• [O exercício] Por favor, transcreva de novo o trecho do texto sobre a Usina Cinco Rios que vai de "Laboratório de Estudos" até "entre os moradores.", renomeando "Recôncavo Baiano" para "Recôncavo da Bahia".
====== Texto citado ======
Laboratório de Estudos de História dos Mundos do Trabalho

Lugares de Memória dos Trabalhadores #29: Usina Cinco Rios, Maracangalha, São Sebastião do Passé (BA) – Idalina Maria Almeida de Freitas



Idalina Maria Almeida de Freitas
Professora da UNILAB-Campus dos Malês



O pequeno distrito de Maracangalha onde se encontram as ruínas da Usina Cinco Rios, está situado no município de São Sebastião do Passé, no Recôncavo Baiano. Local que inspirou a famosa canção de Dorival Caymmi na década de 1950, as histórias que envolveram o “ir para Maracangalha” e a exímia “sambadeira”, a Anália, personagem imortalizada pelo poeta, que nasceu e morou na região, são memórias ainda vivas entre os moradores.

A Usina Cinco Rios foi fundada em 6 de novembro de 1912, sucedendo a antiga Usina Maracangalha. O engenho Maracangalha, que deu origem à usina, já existia desde 1757. Inicialmente de propriedade da tradicional família Costa Pinto, a Usina foi adquirida nos anos 1930 por Clemente Mariani, famoso empresário e político baiano. Fechou e reabriu na mesma década, passando para a administração de Álvaro Martins Catharino. No final da década de 1940 esteve à frente Augusto Novis, um dos mais conhecidos usineiros da Bahia. Em meio à decadência de outras usinas no Estado, teve êxito considerável entre as décadas de 1950 e 70.
====== Dados disponíveis ======
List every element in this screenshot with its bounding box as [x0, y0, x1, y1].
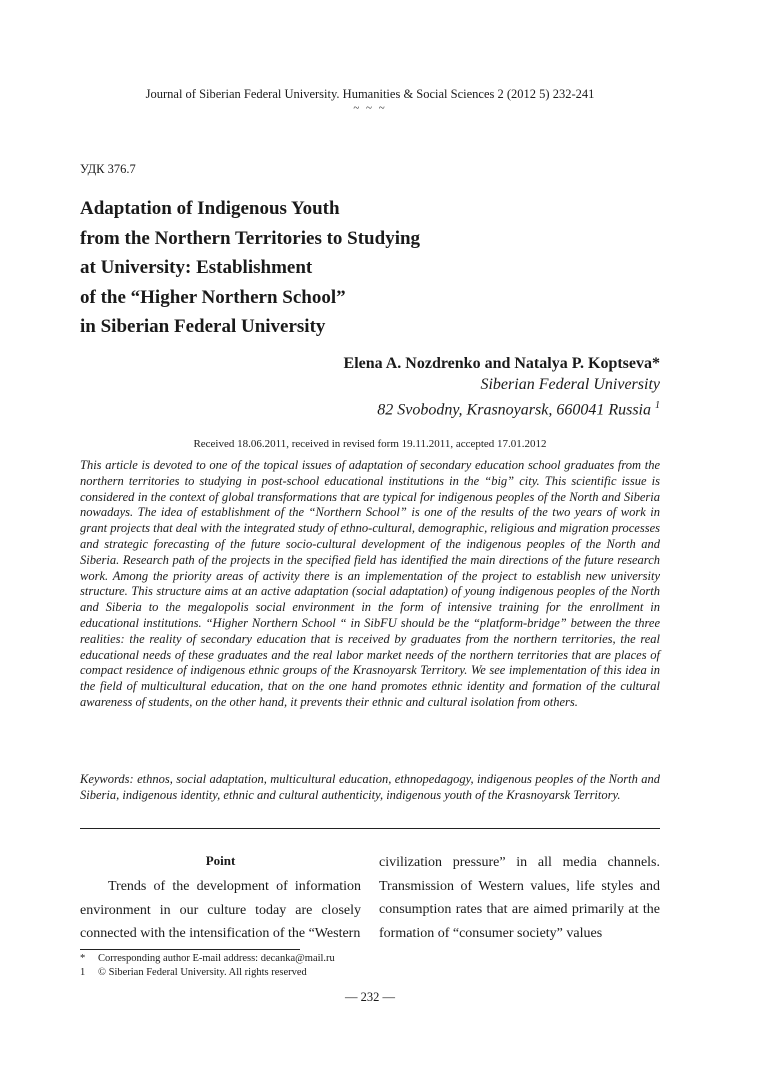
======
• [Resposta desenvolvida]
Laboratório de Estudos de História dos Mundos do Trabalho

Lugares de Memória dos Trabalhadores #29: Usina Cinco Rios, Maracangalha, São Sebastião do Passé (BA) – Idalina Maria Almeida de Freitas



Idalina Maria Almeida de Freitas
Professora da UNILAB-Campus dos Malês



O pequeno distrito de Maracangalha onde se encontram as ruínas da Usina Cinco Rios, está situado no município de São Sebastião do Passé, no Recôncavo da Bahia. Local que inspirou a famosa canção de Dorival Caymmi na década de 1950, as histórias que envolveram o “ir para Maracangalha” e a exímia “sambadeira”, a Anália, personagem imortalizada pelo poeta, que nasceu e morou na região, são memórias ainda vivas entre os moradores.